■ WHAT THE EXERCISE ASKS ■
From the material below, list every line containing "jeszcze".

(Stored items)
-*-

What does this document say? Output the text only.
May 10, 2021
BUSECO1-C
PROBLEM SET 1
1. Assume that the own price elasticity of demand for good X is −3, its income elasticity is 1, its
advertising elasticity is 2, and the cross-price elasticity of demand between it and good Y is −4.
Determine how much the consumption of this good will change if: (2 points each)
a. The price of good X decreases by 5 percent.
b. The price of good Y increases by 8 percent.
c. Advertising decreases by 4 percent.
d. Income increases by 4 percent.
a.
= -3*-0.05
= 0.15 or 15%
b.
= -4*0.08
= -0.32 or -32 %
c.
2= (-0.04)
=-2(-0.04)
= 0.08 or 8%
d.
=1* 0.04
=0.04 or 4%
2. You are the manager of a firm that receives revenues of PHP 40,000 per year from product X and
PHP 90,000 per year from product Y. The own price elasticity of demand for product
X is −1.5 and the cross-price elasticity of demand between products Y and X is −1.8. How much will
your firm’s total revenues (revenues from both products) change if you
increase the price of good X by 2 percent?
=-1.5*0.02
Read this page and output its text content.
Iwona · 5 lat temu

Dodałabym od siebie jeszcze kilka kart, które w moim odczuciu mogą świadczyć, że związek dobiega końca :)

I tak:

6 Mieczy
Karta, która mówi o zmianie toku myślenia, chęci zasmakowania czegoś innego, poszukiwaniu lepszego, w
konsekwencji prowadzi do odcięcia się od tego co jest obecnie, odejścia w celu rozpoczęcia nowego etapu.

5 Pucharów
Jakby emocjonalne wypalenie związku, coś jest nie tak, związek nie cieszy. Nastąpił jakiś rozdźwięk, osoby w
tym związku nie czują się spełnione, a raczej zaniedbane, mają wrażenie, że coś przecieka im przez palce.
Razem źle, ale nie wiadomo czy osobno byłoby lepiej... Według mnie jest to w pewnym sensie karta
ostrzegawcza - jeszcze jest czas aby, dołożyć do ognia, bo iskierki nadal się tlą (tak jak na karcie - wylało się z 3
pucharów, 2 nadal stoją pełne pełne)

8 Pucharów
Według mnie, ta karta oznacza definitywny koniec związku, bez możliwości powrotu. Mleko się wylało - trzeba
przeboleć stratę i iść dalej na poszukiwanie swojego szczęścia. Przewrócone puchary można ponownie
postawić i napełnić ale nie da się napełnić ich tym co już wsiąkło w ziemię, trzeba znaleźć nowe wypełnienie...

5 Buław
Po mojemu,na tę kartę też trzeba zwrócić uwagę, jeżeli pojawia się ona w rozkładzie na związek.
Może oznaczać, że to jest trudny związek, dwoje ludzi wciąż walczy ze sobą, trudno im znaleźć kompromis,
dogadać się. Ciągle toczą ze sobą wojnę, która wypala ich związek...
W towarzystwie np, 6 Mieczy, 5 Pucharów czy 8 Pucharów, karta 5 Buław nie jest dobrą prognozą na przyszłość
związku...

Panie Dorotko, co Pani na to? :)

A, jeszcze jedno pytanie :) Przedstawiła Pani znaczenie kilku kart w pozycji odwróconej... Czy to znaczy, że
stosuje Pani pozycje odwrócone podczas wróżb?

-*-

■ WRITTEN REPLY ■
Dodałabym od siebie jeszcze kilka kart, które w moim odczuciu mogą świadczyć, że związek dobiega końca :)
ostrzegawcza - jeszcze jest czas aby, dołożyć do ognia, bo iskierki nadal się tlą (tak jak na karcie - wylało się z 3
A, jeszcze jedno pytanie :) Przedstawiła Pani znaczenie kilku kart w pozycji odwróconej... Czy to znaczy, że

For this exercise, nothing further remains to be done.